• _Task goal_
Copy out all the data, word for word.

• _Exercise data_
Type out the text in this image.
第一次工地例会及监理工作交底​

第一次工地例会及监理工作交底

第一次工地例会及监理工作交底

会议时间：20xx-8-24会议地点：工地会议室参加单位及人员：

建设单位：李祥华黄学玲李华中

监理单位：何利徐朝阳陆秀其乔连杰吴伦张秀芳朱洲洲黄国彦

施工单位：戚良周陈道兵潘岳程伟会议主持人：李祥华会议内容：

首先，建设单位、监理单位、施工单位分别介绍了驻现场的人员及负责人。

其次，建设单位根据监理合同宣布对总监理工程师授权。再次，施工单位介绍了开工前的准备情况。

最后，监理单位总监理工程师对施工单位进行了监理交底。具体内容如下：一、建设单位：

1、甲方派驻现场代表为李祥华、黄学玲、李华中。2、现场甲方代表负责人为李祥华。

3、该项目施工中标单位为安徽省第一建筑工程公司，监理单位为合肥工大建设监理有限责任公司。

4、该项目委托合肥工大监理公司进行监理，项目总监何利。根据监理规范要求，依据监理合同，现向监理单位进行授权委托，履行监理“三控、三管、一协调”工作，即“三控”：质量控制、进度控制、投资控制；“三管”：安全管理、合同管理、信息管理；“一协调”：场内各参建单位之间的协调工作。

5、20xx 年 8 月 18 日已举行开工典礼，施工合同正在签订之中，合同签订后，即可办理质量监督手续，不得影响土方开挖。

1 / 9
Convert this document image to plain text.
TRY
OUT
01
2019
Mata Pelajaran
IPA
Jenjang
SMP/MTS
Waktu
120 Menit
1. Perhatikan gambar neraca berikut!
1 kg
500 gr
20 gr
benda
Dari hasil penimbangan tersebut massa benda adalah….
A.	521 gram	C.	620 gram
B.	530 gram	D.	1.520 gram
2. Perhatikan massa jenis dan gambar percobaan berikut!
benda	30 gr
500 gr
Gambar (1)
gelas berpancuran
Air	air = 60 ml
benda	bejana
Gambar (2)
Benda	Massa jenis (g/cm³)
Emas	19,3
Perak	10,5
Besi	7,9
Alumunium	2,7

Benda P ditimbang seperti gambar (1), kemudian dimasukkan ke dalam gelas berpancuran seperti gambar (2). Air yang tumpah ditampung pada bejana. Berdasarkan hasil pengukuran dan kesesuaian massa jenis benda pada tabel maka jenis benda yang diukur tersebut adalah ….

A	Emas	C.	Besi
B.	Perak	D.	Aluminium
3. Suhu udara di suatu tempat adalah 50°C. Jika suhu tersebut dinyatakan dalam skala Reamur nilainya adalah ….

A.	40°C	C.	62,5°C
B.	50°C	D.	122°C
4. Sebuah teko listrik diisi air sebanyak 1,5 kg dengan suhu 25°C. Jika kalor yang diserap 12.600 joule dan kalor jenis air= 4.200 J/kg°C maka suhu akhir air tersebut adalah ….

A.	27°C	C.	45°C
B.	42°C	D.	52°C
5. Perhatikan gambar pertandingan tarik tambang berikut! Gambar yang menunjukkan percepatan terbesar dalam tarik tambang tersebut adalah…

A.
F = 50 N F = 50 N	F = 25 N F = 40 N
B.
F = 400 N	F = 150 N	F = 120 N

• _Exercise result_
Type out the text in this image.
第一次工地例会及监理工作交底​

第一次工地例会及监理工作交底

第一次工地例会及监理工作交底

会议时间：20xx-8-24会议地点：工地会议室参加单位及人员：

建设单位：李祥华黄学玲李华中

监理单位：何利徐朝阳陆秀其乔连杰吴伦张秀芳朱洲洲黄国彦

施工单位：戚良周陈道兵潘岳程伟会议主持人：李祥华会议内容：

首先，建设单位、监理单位、施工单位分别介绍了驻现场的人员及负责人。

其次，建设单位根据监理合同宣布对总监理工程师授权。再次，施工单位介绍了开工前的准备情况。

最后，监理单位总监理工程师对施工单位进行了监理交底。具体内容如下：一、建设单位：

1、甲方派驻现场代表为李祥华、黄学玲、李华中。2、现场甲方代表负责人为李祥华。

3、该项目施工中标单位为安徽省第一建筑工程公司，监理单位为合肥工大建设监理有限责任公司。

4、该项目委托合肥工大监理公司进行监理，项目总监何利。根据监理规范要求，依据监理合同，现向监理单位进行授权委托，履行监理“三控、三管、一协调”工作，即“三控”：质量控制、进度控制、投资控制；“三管”：安全管理、合同管理、信息管理；“一协调”：场内各参建单位之间的协调工作。

5、20xx 年 8 月 18 日已举行开工典礼，施工合同正在签订之中，合同签订后，即可办理质量监督手续，不得影响土方开挖。

1 / 9
Convert this document image to plain text.
TRY
OUT
01
2019
Mata Pelajaran
IPA
Jenjang
SMP/MTS
Waktu
120 Menit
1. Perhatikan gambar neraca berikut!
1 kg
500 gr
20 gr
benda
Dari hasil penimbangan tersebut massa benda adalah….
A.	521 gram	C.	620 gram
B.	530 gram	D.	1.520 gram
2. Perhatikan massa jenis dan gambar percobaan berikut!
benda	30 gr
500 gr
Gambar (1)
gelas berpancuran
Air	air = 60 ml
benda	bejana
Gambar (2)
Benda	Massa jenis (g/cm³)
Emas	19,3
Perak	10,5
Besi	7,9
Alumunium	2,7

Benda P ditimbang seperti gambar (1), kemudian dimasukkan ke dalam gelas berpancuran seperti gambar (2). Air yang tumpah ditampung pada bejana. Berdasarkan hasil pengukuran dan kesesuaian massa jenis benda pada tabel maka jenis benda yang diukur tersebut adalah ….

A	Emas	C.	Besi
B.	Perak	D.	Aluminium
3. Suhu udara di suatu tempat adalah 50°C. Jika suhu tersebut dinyatakan dalam skala Reamur nilainya adalah ….

A.	40°C	C.	62,5°C
B.	50°C	D.	122°C
4. Sebuah teko listrik diisi air sebanyak 1,5 kg dengan suhu 25°C. Jika kalor yang diserap 12.600 joule dan kalor jenis air= 4.200 J/kg°C maka suhu akhir air tersebut adalah ….

A.	27°C	C.	45°C
B.	42°C	D.	52°C
5. Perhatikan gambar pertandingan tarik tambang berikut! Gambar yang menunjukkan percepatan terbesar dalam tarik tambang tersebut adalah…

A.
F = 50 N F = 50 N	F = 25 N F = 40 N
B.
F = 400 N	F = 150 N	F = 120 N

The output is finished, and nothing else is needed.